**Check your understanding**.
(a) Answer these questions from the text on Guyon's Canal:
(i) What forms the medial wall of Guyon's Canal?
(ii) What two structures does Guyon's canal contain?
(iii) During the Compression Test, where was vasoconstriction much more prominent?
(b) Please write out a part of the text on Guyon's Canal exactly, starting at the words "The Compression Test" and stopping after "within Carpal Canal.".

**Extract**.
On the ulnar side of the wrist joint medially and more superficially to the TCL is Volar Carpal Ligament (VCL) which originates from the hook of the hamatum bone and inserts into the pisiform bone forming so called Guyon’s Canal. Thus, walls of this very narrow and short, but clinically important canal, forms medially by the hook of hamatum, laterally by pisiform bone, on the bottom by TCL and roof of it is VCL. Fig. 2 illustrates the anatomy of Guyon’s Canal.
Guyon’s canal contains ulnar nerve and artery. Technically speaking some fibers of TCL are contributing to more superficially positioned VCL. Thus, tension and scarification of TCL may also affect VCL and vice versa. In such cases therapists are going to observe a mixed clinical picture of Median and Ulnar Nerve Neuralgias at the same time.
The Compression Test presented in the video additionally stressed TCL to examine the degree of pressure formed in the carpal canal. The test indeed indicated the median nerve entrapment within carpal canal since the new sensations on the palm were reported by the patient and visual signs of vasoconstriction appeared on the thenar (they are clearly visible in the video). However, vasoconstriction was much more prominent on the hypothenar which is ulnar nerve distribution.
Thus, we are dealing with Median Nerve Neuralgia and Ulnar Nerve Neuralgia at the same time with ulnar nerve more compressed within Guyon’s Canal than median nerve within Carpal Canal.
It is obvious that these changes are work related. Repetitive motions and the pressure generated during massage strokes are initial triggers. Many therapists are using the pisiform bone as an additional pressure tool during the deep strokes. Another aspect is scarification of TCL which secondarily decreases the cross section of Guyon’s Canal due to the medial displacement of the pisiform bone and it compresses the ulnar nerve first since this canal is very narrow compared to the carpal canal.
Let’s look at both canals in close proximity. Fig. 3 Illustrates relations between Carpal and Guyon’s Canals.
From the treatment perspective both canals must be decompressed separately with Guyon’s canal as a priority in this clinical case. Since Guyon’s canal is very narrow the therapist is forced to work with precision at the insertions of VCL to the hamatum and pisiform bones, decrease adhesions between skin with subcutaneous tissues and VCL and finally stretch Guyon’s Canal itself, separately from the Carpal Canal which should be worked in the second part of the session. Remember that in the difference with Carpal Canal, Guyon’s Canal is superficial and shallow with both ulnar nerve and artery on the bottom of it against carpal bones. Be very careful with the degree of applied pressure. While working in the canal and on its walls ask the patient to report any new sensations on the hypothenar, pinky and half of the 4th finger. If sensations appear, immediately decrease the amount of applied pressure.
Fig. 4 Illustrates position of the finger to work on medial wall of Guyon’s Canal (hook of hamatum).
Fig. 5. Illustrates position of the finger to work on lateral wall of Guyon’s Canal (pisiform bone).
Finally, Fig. 6 illustrates manual decompression of the Guyon’s Canal in in perpendicular directions and Fig. 7 in longitudinal direction. Please note that stretch along the canal requires combination of forces: stabilization of the hamatum bone with one finer, the wrist extension with simultaneous radial deviation.

[Data excerpts]

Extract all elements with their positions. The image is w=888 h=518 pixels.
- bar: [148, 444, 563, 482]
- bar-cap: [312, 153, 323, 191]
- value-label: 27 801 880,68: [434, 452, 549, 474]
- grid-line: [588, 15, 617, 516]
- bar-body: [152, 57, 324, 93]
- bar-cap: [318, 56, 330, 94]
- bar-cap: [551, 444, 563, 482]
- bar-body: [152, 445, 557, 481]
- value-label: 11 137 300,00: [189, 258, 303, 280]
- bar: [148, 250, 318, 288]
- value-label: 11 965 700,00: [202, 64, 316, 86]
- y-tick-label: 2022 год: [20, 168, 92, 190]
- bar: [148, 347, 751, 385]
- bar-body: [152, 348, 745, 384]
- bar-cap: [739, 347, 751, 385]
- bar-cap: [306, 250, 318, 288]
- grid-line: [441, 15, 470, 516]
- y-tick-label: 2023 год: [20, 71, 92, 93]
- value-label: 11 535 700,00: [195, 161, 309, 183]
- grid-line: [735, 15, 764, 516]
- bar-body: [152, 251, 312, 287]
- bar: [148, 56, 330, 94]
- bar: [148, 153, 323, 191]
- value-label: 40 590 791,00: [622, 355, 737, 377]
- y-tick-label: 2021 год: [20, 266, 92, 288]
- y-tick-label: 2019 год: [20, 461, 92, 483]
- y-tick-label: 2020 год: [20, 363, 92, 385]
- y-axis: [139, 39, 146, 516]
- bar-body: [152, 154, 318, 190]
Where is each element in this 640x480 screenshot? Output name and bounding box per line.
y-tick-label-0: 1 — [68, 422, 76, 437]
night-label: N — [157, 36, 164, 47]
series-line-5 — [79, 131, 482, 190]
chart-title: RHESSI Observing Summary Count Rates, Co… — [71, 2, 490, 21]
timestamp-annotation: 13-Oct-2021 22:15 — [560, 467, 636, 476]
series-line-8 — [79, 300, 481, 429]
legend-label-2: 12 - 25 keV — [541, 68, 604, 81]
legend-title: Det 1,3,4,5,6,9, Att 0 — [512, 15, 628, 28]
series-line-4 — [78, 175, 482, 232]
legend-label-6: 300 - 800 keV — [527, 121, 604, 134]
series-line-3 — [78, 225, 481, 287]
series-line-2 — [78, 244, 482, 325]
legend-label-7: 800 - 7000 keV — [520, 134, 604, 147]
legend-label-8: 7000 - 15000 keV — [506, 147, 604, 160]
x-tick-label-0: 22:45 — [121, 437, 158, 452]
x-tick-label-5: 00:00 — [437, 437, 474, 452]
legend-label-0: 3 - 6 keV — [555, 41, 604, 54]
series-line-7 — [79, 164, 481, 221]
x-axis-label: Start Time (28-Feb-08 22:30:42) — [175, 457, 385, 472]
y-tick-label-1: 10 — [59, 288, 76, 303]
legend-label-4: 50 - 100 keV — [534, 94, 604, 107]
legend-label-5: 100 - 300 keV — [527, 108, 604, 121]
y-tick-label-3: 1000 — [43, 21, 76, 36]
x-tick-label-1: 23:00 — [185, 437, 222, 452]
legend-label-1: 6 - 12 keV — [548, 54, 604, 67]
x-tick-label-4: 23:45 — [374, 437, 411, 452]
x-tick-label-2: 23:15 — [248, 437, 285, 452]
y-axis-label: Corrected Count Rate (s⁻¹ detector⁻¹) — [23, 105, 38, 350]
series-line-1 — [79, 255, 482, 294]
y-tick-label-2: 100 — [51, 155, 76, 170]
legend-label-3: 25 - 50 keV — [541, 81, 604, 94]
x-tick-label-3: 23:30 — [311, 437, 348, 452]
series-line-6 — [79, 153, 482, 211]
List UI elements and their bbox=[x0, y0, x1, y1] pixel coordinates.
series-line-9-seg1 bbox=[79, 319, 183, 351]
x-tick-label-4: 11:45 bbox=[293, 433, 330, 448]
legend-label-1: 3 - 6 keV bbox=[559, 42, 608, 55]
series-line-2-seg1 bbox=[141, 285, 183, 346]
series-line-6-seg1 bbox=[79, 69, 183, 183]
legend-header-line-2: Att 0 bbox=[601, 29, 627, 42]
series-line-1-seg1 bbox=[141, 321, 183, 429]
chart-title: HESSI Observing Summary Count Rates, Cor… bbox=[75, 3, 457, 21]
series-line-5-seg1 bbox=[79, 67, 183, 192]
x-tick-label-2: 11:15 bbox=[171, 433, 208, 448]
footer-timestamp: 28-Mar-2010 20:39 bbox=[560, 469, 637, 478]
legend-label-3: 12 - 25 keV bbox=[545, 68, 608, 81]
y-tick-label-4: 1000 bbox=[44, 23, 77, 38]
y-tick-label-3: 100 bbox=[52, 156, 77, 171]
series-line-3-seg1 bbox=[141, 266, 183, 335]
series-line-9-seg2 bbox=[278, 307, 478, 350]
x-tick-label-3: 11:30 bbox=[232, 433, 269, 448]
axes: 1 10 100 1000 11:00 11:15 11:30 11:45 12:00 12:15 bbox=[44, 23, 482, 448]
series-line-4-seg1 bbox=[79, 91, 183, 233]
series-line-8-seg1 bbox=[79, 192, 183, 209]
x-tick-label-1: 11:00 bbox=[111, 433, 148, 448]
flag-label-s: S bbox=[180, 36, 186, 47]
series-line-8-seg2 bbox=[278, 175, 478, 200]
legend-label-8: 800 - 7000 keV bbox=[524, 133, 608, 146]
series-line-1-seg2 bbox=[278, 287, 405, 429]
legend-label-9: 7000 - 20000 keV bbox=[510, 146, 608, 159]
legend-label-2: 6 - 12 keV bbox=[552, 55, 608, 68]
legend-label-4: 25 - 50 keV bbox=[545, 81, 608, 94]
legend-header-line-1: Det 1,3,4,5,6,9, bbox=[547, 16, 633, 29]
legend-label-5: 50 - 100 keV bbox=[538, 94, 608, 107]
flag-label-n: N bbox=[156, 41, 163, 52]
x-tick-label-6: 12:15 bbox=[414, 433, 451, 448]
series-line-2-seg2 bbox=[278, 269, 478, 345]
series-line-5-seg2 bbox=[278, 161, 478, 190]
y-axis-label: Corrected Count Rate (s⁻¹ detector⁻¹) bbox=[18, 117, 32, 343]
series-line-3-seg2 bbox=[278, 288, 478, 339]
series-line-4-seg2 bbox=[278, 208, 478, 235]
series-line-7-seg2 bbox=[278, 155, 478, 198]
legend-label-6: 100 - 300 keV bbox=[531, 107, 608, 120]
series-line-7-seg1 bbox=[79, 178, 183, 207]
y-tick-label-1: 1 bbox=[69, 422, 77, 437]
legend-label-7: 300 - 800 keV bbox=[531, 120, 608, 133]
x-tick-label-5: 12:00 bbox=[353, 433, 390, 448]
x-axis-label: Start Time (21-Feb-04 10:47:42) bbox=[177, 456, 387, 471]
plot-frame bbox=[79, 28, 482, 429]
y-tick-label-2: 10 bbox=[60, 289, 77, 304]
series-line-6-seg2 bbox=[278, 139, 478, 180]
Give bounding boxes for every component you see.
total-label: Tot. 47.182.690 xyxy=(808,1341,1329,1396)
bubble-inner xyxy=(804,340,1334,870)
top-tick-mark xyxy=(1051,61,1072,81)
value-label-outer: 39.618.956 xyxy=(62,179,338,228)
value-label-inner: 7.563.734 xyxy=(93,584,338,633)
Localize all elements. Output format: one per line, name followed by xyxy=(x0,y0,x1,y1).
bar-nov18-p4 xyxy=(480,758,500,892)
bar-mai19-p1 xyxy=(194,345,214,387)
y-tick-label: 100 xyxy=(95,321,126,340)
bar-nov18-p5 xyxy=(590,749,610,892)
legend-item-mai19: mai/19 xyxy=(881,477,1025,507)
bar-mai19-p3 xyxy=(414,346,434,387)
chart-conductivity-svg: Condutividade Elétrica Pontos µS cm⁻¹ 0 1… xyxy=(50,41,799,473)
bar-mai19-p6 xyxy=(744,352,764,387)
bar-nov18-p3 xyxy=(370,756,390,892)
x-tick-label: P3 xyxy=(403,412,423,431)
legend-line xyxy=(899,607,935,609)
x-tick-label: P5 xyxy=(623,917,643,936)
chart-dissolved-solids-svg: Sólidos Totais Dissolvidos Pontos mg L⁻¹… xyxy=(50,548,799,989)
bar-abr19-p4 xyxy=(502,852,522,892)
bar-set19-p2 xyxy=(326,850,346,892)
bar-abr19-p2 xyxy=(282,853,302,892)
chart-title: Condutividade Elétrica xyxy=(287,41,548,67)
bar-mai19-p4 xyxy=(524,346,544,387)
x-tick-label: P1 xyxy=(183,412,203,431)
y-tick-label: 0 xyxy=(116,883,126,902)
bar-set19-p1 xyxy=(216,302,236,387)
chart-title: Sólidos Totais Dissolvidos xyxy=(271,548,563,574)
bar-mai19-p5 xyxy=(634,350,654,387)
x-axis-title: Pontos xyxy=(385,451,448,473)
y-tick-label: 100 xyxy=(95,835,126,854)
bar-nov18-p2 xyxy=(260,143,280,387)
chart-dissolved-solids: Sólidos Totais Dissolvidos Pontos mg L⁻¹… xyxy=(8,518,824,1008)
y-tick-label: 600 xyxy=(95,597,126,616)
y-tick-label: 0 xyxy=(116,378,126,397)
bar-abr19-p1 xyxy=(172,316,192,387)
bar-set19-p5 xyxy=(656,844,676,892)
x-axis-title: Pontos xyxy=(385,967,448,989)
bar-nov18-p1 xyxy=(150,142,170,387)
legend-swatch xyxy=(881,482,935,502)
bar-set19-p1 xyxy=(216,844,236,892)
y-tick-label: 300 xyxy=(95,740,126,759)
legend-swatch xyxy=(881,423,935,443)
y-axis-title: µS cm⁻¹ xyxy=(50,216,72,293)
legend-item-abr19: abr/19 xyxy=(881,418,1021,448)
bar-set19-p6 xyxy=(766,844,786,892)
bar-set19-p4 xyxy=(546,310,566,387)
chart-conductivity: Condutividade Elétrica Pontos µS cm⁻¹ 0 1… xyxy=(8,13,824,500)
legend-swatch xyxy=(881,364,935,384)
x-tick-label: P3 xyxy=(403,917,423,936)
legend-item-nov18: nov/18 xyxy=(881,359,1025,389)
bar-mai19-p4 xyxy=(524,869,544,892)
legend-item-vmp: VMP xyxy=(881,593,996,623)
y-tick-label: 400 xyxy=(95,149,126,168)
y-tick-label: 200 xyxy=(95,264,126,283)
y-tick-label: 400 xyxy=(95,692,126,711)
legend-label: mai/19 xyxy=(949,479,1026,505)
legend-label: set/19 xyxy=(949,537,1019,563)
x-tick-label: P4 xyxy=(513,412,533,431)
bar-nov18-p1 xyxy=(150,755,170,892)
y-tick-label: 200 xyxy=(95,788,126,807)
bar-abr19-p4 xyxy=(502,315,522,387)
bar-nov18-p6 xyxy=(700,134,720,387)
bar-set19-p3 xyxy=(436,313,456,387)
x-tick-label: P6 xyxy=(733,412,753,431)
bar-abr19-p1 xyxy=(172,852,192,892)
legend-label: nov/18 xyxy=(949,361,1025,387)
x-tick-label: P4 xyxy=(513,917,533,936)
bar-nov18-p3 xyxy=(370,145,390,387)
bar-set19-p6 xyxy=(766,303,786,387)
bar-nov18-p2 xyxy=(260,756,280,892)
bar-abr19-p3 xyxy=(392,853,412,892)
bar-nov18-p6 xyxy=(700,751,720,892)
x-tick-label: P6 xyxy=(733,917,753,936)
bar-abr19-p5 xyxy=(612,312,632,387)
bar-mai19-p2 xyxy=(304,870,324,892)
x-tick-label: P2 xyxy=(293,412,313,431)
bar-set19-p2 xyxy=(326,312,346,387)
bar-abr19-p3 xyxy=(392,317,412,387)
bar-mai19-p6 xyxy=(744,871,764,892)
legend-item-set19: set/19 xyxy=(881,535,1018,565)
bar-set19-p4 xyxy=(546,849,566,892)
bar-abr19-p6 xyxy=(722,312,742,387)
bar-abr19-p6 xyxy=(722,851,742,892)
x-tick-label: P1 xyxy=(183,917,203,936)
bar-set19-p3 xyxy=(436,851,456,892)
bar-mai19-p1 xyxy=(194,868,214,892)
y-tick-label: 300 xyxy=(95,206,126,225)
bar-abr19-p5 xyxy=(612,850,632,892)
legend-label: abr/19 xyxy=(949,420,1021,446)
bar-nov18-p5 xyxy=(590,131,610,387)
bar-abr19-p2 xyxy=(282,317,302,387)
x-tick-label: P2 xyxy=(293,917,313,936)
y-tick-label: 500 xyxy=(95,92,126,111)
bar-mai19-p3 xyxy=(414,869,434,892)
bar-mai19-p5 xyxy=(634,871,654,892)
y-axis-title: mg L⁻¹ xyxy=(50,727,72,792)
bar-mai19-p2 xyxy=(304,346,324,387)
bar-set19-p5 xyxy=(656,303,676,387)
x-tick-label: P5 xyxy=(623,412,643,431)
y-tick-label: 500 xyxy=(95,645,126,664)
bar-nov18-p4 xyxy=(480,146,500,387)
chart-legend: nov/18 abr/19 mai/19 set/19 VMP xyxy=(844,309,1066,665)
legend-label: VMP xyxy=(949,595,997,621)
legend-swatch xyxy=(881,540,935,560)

**Expected outputs**.
(a)
(i) The hook of the hamatum.
(ii) The ulnar nerve and artery.
(iii) On the hypothenar.

(b)
The Compression Test presented in the video additionally stressed TCL to examine the degree of pressure formed in the carpal canal. The test indeed indicated the median nerve entrapment within carpal canal since the new sensations on the palm were reported by the patient and visual signs of vasoconstriction appeared on the thenar (they are clearly visible in the video). However, vasoconstriction was much more prominent on the hypothenar which is ulnar nerve distribution.
Thus, we are dealing with Median Nerve Neuralgia and Ulnar Nerve Neuralgia at the same time with ulnar nerve more compressed within Guyon’s Canal than median nerve within Carpal Canal.